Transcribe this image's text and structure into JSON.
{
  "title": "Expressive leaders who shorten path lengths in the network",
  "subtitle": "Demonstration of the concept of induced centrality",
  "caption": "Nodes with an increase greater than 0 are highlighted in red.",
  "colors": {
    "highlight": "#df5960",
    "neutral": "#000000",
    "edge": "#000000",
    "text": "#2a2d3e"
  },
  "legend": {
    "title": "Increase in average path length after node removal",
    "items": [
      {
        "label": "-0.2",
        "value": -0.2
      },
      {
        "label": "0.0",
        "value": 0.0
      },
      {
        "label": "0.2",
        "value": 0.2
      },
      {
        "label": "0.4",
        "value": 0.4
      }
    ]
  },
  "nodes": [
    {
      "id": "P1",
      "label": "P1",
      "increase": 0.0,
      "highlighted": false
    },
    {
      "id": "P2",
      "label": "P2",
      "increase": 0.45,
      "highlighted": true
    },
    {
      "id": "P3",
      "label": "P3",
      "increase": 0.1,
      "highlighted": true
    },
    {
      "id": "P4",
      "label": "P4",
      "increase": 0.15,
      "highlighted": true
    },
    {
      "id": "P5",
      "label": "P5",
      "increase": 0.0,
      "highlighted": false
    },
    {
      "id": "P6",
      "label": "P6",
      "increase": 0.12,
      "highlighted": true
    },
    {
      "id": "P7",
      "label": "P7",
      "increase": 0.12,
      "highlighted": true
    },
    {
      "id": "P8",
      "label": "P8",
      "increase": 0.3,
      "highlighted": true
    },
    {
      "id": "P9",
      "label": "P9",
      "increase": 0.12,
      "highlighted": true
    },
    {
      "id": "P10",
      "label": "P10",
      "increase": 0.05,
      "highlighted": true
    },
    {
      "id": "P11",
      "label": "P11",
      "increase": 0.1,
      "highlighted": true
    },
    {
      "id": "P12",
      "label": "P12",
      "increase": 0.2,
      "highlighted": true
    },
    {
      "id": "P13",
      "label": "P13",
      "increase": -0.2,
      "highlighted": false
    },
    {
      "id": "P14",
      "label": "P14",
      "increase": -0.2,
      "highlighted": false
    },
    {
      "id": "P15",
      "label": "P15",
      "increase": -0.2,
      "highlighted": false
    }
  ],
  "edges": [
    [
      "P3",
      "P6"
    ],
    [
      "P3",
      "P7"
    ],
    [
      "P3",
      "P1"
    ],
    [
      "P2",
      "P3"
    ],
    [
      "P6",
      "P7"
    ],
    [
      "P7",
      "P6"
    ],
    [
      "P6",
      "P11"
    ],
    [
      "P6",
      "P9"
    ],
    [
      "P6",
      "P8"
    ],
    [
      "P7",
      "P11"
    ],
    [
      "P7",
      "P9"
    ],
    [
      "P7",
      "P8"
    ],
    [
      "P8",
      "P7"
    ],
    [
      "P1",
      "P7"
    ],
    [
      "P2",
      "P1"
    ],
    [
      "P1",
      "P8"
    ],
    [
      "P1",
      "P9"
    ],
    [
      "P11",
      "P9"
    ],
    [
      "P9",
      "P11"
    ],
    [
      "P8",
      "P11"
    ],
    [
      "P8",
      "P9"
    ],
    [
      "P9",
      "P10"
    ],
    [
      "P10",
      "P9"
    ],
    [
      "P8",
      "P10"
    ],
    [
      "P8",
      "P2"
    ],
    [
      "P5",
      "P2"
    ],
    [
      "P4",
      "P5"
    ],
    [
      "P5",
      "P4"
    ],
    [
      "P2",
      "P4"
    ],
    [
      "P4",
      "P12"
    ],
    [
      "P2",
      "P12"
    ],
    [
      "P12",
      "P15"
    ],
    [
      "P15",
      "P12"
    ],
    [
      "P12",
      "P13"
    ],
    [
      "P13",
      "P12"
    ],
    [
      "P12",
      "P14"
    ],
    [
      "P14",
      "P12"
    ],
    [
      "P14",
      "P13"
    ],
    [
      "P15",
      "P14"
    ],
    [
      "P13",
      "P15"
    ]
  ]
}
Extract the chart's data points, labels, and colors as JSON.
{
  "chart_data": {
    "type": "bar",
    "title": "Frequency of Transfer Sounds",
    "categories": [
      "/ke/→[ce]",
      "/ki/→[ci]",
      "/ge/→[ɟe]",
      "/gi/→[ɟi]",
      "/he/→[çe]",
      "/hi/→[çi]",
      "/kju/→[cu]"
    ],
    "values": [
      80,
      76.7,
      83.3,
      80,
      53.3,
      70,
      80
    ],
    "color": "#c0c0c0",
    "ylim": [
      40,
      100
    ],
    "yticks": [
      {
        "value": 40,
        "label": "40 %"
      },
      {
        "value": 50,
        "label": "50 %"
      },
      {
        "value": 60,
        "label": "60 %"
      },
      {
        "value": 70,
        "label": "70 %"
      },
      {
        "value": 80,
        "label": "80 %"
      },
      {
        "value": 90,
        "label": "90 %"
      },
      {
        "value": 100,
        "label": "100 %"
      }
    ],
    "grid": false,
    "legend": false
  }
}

==*==

### Exercise directions
Your task is to repeat the data exactly; please include every line.

### Response to the exercise
Transcribe this image's text and structure into JSON.
{
  "title": "Expressive leaders who shorten path lengths in the network",
  "subtitle": "Demonstration of the concept of induced centrality",
  "caption": "Nodes with an increase greater than 0 are highlighted in red.",
  "colors": {
    "highlight": "#df5960",
    "neutral": "#000000",
    "edge": "#000000",
    "text": "#2a2d3e"
  },
  "legend": {
    "title": "Increase in average path length after node removal",
    "items": [
      {
        "label": "-0.2",
        "value": -0.2
      },
      {
        "label": "0.0",
        "value": 0.0
      },
      {
        "label": "0.2",
        "value": 0.2
      },
      {
        "label": "0.4",
        "value": 0.4
      }
    ]
  },
  "nodes": [
    {
      "id": "P1",
      "label": "P1",
      "increase": 0.0,
      "highlighted": false
    },
    {
      "id": "P2",
      "label": "P2",
      "increase": 0.45,
      "highlighted": true
    },
    {
      "id": "P3",
      "label": "P3",
      "increase": 0.1,
      "highlighted": true
    },
    {
      "id": "P4",
      "label": "P4",
      "increase": 0.15,
      "highlighted": true
    },
    {
      "id": "P5",
      "label": "P5",
      "increase": 0.0,
      "highlighted": false
    },
    {
      "id": "P6",
      "label": "P6",
      "increase": 0.12,
      "highlighted": true
    },
    {
      "id": "P7",
      "label": "P7",
      "increase": 0.12,
      "highlighted": true
    },
    {
      "id": "P8",
      "label": "P8",
      "increase": 0.3,
      "highlighted": true
    },
    {
      "id": "P9",
      "label": "P9",
      "increase": 0.12,
      "highlighted": true
    },
    {
      "id": "P10",
      "label": "P10",
      "increase": 0.05,
      "highlighted": true
    },
    {
      "id": "P11",
      "label": "P11",
      "increase": 0.1,
      "highlighted": true
    },
    {
      "id": "P12",
      "label": "P12",
      "increase": 0.2,
      "highlighted": true
    },
    {
      "id": "P13",
      "label": "P13",
      "increase": -0.2,
      "highlighted": false
    },
    {
      "id": "P14",
      "label": "P14",
      "increase": -0.2,
      "highlighted": false
    },
    {
      "id": "P15",
      "label": "P15",
      "increase": -0.2,
      "highlighted": false
    }
  ],
  "edges": [
    [
      "P3",
      "P6"
    ],
    [
      "P3",
      "P7"
    ],
    [
      "P3",
      "P1"
    ],
    [
      "P2",
      "P3"
    ],
    [
      "P6",
      "P7"
    ],
    [
      "P7",
      "P6"
    ],
    [
      "P6",
      "P11"
    ],
    [
      "P6",
      "P9"
    ],
    [
      "P6",
      "P8"
    ],
    [
      "P7",
      "P11"
    ],
    [
      "P7",
      "P9"
    ],
    [
      "P7",
      "P8"
    ],
    [
      "P8",
      "P7"
    ],
    [
      "P1",
      "P7"
    ],
    [
      "P2",
      "P1"
    ],
    [
      "P1",
      "P8"
    ],
    [
      "P1",
      "P9"
    ],
    [
      "P11",
      "P9"
    ],
    [
      "P9",
      "P11"
    ],
    [
      "P8",
      "P11"
    ],
    [
      "P8",
      "P9"
    ],
    [
      "P9",
      "P10"
    ],
    [
      "P10",
      "P9"
    ],
    [
      "P8",
      "P10"
    ],
    [
      "P8",
      "P2"
    ],
    [
      "P5",
      "P2"
    ],
    [
      "P4",
      "P5"
    ],
    [
      "P5",
      "P4"
    ],
    [
      "P2",
      "P4"
    ],
    [
      "P4",
      "P12"
    ],
    [
      "P2",
      "P12"
    ],
    [
      "P12",
      "P15"
    ],
    [
      "P15",
      "P12"
    ],
    [
      "P12",
      "P13"
    ],
    [
      "P13",
      "P12"
    ],
    [
      "P12",
      "P14"
    ],
    [
      "P14",
      "P12"
    ],
    [
      "P14",
      "P13"
    ],
    [
      "P15",
      "P14"
    ],
    [
      "P13",
      "P15"
    ]
  ]
}
Extract the chart's data points, labels, and colors as JSON.
{
  "chart_data": {
    "type": "bar",
    "title": "Frequency of Transfer Sounds",
    "categories": [
      "/ke/→[ce]",
      "/ki/→[ci]",
      "/ge/→[ɟe]",
      "/gi/→[ɟi]",
      "/he/→[çe]",
      "/hi/→[çi]",
      "/kju/→[cu]"
    ],
    "values": [
      80,
      76.7,
      83.3,
      80,
      53.3,
      70,
      80
    ],
    "color": "#c0c0c0",
    "ylim": [
      40,
      100
    ],
    "yticks": [
      {
        "value": 40,
        "label": "40 %"
      },
      {
        "value": 50,
        "label": "50 %"
      },
      {
        "value": 60,
        "label": "60 %"
      },
      {
        "value": 70,
        "label": "70 %"
      },
      {
        "value": 80,
        "label": "80 %"
      },
      {
        "value": 90,
        "label": "90 %"
      },
      {
        "value": 100,
        "label": "100 %"
      }
    ],
    "grid": false,
    "legend": false
  }
}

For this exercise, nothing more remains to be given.